### What you will do
1/ Answer these questions about the interview on Long Live Benjamin:
(a) According to Lasser, what was the process a lot like?
(b) For how many years did the two both live in New York at the same time?
(c) What does Butler name as the biggest challenge?
2/ Continue the interview on Long Live Benjamin from its last sentence.

Jimm Lasser, Long Live Benjamin

How did your professional experiences help or influence the project?
Lasser: Collaboration is central to the process of creating advertising. Being open to others is central to making great advertising. This process was a lot like film school. We both hadn’t ever done it, but we figured it out and found a way to work together.

Butler: Jimm and I enjoyed individual professional success during the years we spent on the project, and in hindsight I think this helped to reinforce the trust that was necessary in such a partnership.

What was the biggest technical challenge you faced?
Butler: The biggest challenge was just trying to get our schedules to line up. For a number of years we lived on opposite sides of the country, although there were three years where we both happened to live in New York at the same time. We found that the luxury of sitting was when the biggest creative strides happened. Most of the time, though, I would work on an edit, send to Jimm, and wait for him to give feedback. Then I’d be busy on something else when he’d send long detailed notes (and often new interviews to supplement the notes), and I would need to wait a while until I had the time to dig back in.

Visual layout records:

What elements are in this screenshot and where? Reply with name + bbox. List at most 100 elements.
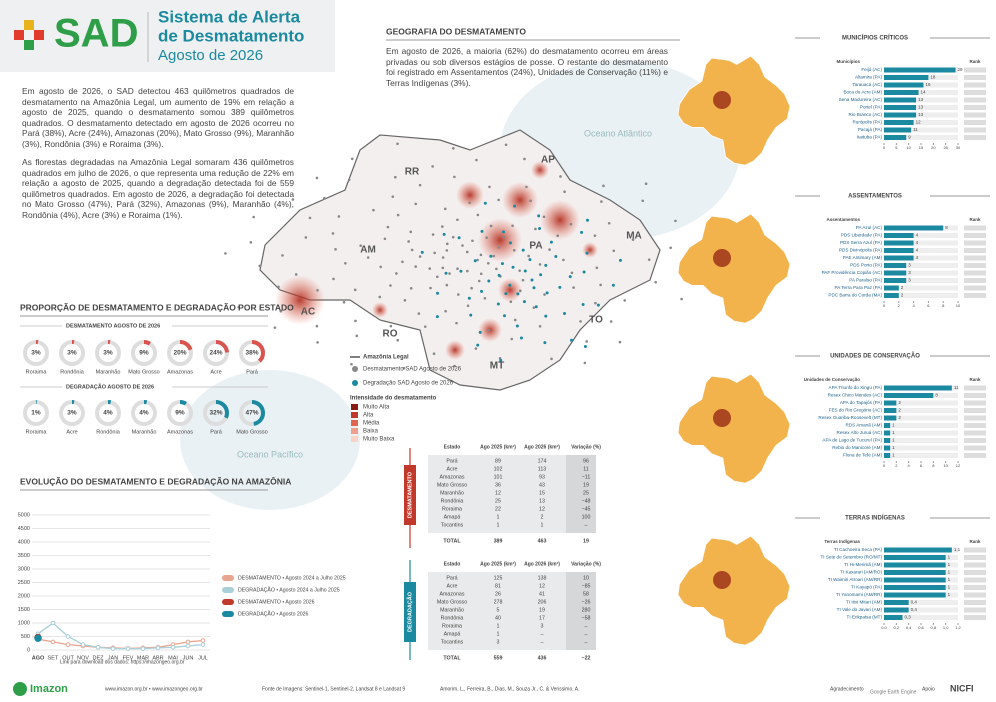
table-cell: 25 [583,490,589,496]
deforestation-dot [444,309,447,313]
bar-track [884,423,958,428]
point [140,646,146,651]
deforestation-dot [429,286,432,290]
deforestation-dot [291,198,295,201]
deforestation-dot [465,250,469,254]
column-header: Ago 2025 (km²) [480,444,516,450]
table-cell: Rondônia [441,498,464,504]
bar [884,423,891,428]
table-cell: Acre [447,466,458,472]
row-name: PDS Serra Azul (PA) [840,240,883,245]
bar-label: 13 [918,112,924,117]
bar-label: 1 [948,585,951,590]
title: Sistema de Alerta [158,7,301,26]
x-tick-label: 2 [895,463,898,468]
table-cell: 89 [495,458,501,464]
column-header: Ago 2026 (km²) [524,561,560,567]
bar [884,233,914,238]
deforestation-dot [401,260,404,264]
bar-label: 3 [908,263,911,268]
deforestation-dot [570,271,574,275]
rank-track [964,120,986,125]
y-tick-label: 1000 [18,620,30,626]
title-bg [820,33,930,43]
rank-track [964,233,986,238]
bar-label: 0,4 [911,607,918,612]
table-cell: – [585,623,588,629]
x-tick-label: ABR [152,655,163,661]
hotspot [582,242,598,258]
bar [884,270,907,276]
row-name: FES do Rio Gregório (AC) [829,408,883,413]
deforestation-dot [224,252,227,255]
ocean-label: Oceano Atlântico [584,128,652,138]
ocean [180,370,360,510]
deforestation-dot [396,142,399,146]
deforestation-dot [518,269,521,272]
deforestation-dot [542,215,546,219]
degradation-dot [530,278,534,282]
rank-track [964,547,986,553]
section-title: EVOLUÇÃO DO DESMATAMENTO E DEGRADAÇÃO NA… [20,475,291,486]
row-name: RDS Amanã (AM) [845,423,882,428]
degradation-dot [499,358,503,362]
sub-title: DEGRADAÇÃO AGOSTO DE 2026 [66,383,154,390]
deforestation-dot [641,199,645,203]
donut-label: 24% [209,350,222,357]
degradation-dot [508,283,512,287]
bar-track [884,248,958,253]
side-tab [404,582,416,642]
panel-title: UNIDADES DE CONSERVAÇÃO [830,353,920,360]
degradation-dot [544,314,548,318]
hotspot [445,340,465,360]
bar [884,577,946,583]
table-cell: – [585,639,588,645]
deforestation-dot [525,185,528,189]
deforestation-dot [323,196,326,200]
state-name: Acre [210,369,221,375]
section-title: PROPORÇÃO DE DESMATAMENTO E DEGRADAÇÃO P… [20,302,294,312]
table-cell: 40 [495,615,501,621]
bar [884,67,956,73]
donut-label: 47% [245,410,258,417]
table-cell: – [541,631,544,637]
degradation-dot [515,324,519,328]
degradation-dot [473,259,477,263]
table-cell: Amazonas [439,591,464,597]
deforestation-dot [594,301,597,305]
bar [884,615,903,620]
table-cell: Roraima [442,506,462,512]
degradation-dot [537,214,541,218]
degradation-dot [580,230,584,234]
x-tick-label: MAI [168,655,178,661]
deforestation-dot [432,352,436,356]
degradation-dot [516,292,520,296]
intro-paragraph: As florestas degradadas na Amazônia Lega… [22,157,294,220]
bar-label: 14 [921,90,927,95]
row-name: Pacajá (PA) [858,127,883,132]
x-tick-label: 10 [956,303,961,308]
state-label: AP [541,155,555,166]
bar-label: 1 [948,562,951,567]
bar-label: 13 [918,105,924,110]
point [185,643,191,649]
bar [884,562,946,568]
table-cell: Tocantins [441,522,464,528]
deforestation-dot [417,312,421,315]
rank-track [964,577,986,583]
rank-track [964,270,986,276]
table-total: 19 [583,538,589,544]
deforestation-dot [252,215,255,219]
bar-track [884,285,958,291]
donut-arc [203,400,229,426]
rank-track [964,135,986,140]
deforestation-dot [492,254,496,258]
deforestation-dot [304,236,308,239]
deforestation-dot [315,324,319,328]
bar [884,585,946,590]
deforestation-dot [504,143,508,147]
row-name: Resex Alto Juruá (AC) [837,430,883,435]
x-tick-label: 0,0 [881,625,887,630]
bar-track [884,438,958,443]
table-cell: 3 [497,639,500,645]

### Written responses
1/
(a) Film school.
(b) Three years.
(c) Getting their schedules to line up.

2/
Technically speaking, the biggest issue might just be my use of Final Cut Pro 7. The film is made as a scrapbook from multiple sources, and quite simply Final Cut Pro doesn’t care much for this! Because we never really “set out” to “make a movie,” I had let the project grow somewhat unwieldy before realizing it needed to be organized as such.

Long Live Benjamin

Biff Butler, Long Live Benjamin

Can you detail your editorial workflow? What challenges did the varying media sources pose?
Butler: As I noted before, we didn’t set out to make a movie. I had about 10 tapes from Jimm and cut a short video just because I figured it’s not every day you get to edit someone’s monkey funeral. Cat videos this ain’t. Once Allen saw this, he would sporadically mail us photographs, newspaper clippings, VHS home videos, iPhone clips, anything and everything. Jimm and I were really just patching on to our initial short piece, until one day we realized we should start from scratch and make a movie.

As my preferred editing software is Final Cut Pro 7 (I’m old school, I guess), we stuck with it and just had to make sure the media was managed in a way that had all sources compressed to a common setting. It wasn’t really an issue, but needed some unraveling once we went to online conform. Due to our schedules, the process occurred in spurts. We’d make strides for a couple weeks, then leave it be for a month or so at a time. There was never a time where the project wasn’t in my backpack, however, and it proved to be my companion for over five years. If there was a day off, I would keep my blades sharp by cracking open the monkey movie and chipping away.

You shot the project as a continuous feature, and it is being shown now in episodic form. How does it feel to watch it as an episodic series?
Lasser: It works both ways, which I am very proud of. The longer form piece really lets you sink into Allen’s world. By the end of it, you feel Allen’s POV more deeply. I think not interrupting Alison Ables’ music allows the narrative to have a greater emotional connective tissue. I would bet there are more tears at the end of the longer format.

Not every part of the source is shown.